**DATA EXTRACT**

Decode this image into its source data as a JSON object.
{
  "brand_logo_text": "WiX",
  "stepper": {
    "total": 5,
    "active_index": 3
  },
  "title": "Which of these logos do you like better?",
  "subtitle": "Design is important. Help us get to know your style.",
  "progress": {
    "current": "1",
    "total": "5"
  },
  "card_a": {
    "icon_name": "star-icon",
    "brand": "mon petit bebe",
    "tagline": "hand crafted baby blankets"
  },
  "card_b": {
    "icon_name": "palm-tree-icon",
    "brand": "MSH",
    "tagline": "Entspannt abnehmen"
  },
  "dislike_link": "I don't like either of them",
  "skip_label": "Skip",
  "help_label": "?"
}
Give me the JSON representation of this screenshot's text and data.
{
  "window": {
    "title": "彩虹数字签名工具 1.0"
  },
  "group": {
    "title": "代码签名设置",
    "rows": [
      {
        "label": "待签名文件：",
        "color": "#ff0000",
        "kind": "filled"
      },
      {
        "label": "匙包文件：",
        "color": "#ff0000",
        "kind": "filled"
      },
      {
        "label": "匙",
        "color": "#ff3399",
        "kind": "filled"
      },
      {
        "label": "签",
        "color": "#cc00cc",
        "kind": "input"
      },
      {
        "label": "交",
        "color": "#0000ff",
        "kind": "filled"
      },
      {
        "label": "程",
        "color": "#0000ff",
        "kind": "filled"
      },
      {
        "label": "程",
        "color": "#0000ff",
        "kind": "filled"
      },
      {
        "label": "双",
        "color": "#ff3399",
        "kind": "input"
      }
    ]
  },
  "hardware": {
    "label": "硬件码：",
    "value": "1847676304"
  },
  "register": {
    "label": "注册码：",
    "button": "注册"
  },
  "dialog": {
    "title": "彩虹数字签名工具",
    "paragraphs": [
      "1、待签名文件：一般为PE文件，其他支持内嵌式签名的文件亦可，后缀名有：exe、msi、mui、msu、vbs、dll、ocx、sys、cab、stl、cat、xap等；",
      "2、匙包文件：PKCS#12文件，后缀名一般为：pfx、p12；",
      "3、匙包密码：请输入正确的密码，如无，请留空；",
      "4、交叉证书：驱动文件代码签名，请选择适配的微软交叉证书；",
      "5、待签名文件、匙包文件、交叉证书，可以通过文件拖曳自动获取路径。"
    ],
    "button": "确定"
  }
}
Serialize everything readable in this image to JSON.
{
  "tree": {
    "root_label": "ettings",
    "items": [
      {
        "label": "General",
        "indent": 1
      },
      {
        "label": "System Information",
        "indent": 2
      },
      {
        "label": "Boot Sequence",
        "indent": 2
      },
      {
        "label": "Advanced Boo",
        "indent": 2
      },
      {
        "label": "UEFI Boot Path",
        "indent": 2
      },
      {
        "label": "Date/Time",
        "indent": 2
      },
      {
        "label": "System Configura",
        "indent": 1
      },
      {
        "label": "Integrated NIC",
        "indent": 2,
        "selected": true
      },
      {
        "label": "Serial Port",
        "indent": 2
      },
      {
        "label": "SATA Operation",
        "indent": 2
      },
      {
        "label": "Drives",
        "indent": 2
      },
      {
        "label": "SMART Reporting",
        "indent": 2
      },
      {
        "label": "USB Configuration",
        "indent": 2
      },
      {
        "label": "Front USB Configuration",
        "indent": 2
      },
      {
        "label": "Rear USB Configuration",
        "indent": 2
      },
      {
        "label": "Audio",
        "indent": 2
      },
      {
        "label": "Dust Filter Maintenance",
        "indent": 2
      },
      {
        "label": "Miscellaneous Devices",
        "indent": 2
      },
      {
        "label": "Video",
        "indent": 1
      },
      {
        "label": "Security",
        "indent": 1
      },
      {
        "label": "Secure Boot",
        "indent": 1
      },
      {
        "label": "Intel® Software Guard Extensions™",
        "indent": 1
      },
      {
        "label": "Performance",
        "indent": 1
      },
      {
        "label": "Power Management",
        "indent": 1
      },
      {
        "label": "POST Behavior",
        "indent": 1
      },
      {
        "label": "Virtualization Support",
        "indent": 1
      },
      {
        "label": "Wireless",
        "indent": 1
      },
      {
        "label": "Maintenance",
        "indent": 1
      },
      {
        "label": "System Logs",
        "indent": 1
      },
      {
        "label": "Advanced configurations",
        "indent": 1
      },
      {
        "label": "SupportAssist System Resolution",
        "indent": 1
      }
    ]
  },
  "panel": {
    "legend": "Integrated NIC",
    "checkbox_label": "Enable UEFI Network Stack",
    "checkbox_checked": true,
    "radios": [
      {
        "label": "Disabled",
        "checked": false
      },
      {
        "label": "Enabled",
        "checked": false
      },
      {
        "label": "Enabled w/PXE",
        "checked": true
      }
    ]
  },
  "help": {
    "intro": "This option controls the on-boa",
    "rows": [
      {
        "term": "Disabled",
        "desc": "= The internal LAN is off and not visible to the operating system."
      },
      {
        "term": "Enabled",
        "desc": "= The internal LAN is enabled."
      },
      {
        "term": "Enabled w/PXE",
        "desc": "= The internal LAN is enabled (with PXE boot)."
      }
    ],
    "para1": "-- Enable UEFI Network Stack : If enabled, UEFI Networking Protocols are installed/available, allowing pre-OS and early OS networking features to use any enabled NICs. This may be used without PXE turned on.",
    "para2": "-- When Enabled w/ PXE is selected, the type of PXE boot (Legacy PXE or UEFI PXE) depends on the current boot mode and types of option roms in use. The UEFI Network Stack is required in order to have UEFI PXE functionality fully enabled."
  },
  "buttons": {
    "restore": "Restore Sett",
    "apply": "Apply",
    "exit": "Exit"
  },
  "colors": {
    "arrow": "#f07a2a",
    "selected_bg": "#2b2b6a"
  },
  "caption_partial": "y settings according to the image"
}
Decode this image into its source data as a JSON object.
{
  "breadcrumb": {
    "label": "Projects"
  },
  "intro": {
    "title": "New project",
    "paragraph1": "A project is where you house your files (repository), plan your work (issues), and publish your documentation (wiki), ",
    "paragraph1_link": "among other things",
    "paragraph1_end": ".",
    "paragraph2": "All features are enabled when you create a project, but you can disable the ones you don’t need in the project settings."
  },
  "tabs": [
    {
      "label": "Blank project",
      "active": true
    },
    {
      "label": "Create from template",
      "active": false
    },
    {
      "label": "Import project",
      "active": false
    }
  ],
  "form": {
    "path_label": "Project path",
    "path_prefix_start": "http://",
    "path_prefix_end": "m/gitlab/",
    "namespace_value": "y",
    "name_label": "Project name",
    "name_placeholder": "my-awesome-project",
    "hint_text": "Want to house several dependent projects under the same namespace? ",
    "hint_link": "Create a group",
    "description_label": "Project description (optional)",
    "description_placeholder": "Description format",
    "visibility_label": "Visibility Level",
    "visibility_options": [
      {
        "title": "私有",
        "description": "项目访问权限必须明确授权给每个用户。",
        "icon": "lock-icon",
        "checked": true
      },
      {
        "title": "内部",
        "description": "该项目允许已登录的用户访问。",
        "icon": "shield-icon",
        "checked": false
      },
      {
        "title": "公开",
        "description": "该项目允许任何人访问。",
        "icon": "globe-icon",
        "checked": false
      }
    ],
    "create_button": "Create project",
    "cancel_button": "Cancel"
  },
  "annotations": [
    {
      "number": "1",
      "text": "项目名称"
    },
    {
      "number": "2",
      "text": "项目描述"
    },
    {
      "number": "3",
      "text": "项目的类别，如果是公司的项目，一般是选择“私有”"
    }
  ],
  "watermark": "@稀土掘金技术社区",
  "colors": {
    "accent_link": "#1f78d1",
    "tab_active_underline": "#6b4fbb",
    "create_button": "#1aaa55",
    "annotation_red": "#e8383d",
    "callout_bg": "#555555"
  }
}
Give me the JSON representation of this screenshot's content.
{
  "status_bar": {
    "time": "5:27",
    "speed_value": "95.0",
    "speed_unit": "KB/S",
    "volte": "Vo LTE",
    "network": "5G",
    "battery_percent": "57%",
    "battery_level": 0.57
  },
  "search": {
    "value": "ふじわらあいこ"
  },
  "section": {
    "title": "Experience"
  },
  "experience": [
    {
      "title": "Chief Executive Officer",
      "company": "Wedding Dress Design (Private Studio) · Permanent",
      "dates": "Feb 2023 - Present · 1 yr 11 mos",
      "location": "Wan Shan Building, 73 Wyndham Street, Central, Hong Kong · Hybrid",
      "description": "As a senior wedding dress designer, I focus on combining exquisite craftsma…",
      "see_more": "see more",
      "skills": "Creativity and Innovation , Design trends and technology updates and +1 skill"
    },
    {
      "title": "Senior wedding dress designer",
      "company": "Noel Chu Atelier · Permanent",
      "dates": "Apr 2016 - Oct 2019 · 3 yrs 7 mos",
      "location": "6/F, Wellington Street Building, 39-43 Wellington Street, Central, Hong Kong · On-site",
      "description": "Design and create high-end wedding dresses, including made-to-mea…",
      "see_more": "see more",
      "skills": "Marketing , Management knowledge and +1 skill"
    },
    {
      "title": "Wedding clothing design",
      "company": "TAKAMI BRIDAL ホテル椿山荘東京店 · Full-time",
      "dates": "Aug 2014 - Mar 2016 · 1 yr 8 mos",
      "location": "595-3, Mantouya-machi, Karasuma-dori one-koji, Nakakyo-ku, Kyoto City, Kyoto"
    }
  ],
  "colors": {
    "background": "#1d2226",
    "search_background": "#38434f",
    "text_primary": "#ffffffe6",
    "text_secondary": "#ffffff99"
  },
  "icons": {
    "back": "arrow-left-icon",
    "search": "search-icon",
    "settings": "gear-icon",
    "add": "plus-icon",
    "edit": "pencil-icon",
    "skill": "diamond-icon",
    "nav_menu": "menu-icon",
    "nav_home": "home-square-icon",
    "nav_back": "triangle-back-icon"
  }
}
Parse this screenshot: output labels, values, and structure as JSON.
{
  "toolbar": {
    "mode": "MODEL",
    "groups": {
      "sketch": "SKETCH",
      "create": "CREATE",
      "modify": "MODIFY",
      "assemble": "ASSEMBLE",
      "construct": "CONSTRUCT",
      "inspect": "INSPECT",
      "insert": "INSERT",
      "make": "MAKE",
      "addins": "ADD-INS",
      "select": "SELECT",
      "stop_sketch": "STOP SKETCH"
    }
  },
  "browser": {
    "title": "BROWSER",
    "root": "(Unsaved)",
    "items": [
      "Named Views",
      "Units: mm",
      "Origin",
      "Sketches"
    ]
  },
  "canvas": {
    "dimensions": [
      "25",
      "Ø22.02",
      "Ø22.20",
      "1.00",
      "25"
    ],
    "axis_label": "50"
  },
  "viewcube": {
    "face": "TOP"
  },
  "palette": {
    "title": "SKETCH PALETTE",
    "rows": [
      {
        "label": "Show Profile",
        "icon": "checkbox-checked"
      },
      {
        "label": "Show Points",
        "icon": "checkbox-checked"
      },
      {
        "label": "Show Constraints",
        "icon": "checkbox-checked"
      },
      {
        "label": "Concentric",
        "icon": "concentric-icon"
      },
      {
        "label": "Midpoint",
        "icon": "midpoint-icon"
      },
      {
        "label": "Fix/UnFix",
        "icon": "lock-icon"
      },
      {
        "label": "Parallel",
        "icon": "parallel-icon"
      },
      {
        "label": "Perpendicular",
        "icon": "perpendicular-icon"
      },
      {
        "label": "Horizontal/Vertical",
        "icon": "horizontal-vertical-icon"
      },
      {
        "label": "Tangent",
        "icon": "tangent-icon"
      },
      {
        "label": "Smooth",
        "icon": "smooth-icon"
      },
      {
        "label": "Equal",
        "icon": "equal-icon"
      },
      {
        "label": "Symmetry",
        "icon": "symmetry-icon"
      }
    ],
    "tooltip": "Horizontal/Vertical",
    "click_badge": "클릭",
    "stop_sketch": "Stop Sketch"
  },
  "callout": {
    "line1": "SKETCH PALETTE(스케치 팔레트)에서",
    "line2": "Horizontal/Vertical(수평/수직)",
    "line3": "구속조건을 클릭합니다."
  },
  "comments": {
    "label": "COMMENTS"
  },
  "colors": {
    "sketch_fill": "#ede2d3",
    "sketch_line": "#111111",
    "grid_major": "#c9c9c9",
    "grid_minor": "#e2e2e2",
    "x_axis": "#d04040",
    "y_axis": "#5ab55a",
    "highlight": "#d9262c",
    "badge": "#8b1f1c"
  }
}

**WORK TO DO**
Show every line that contains the word "Permanent".

**ANSWER BELOW**
      "company": "Wedding Dress Design (Private Studio) · Permanent",
      "company": "Noel Chu Atelier · Permanent",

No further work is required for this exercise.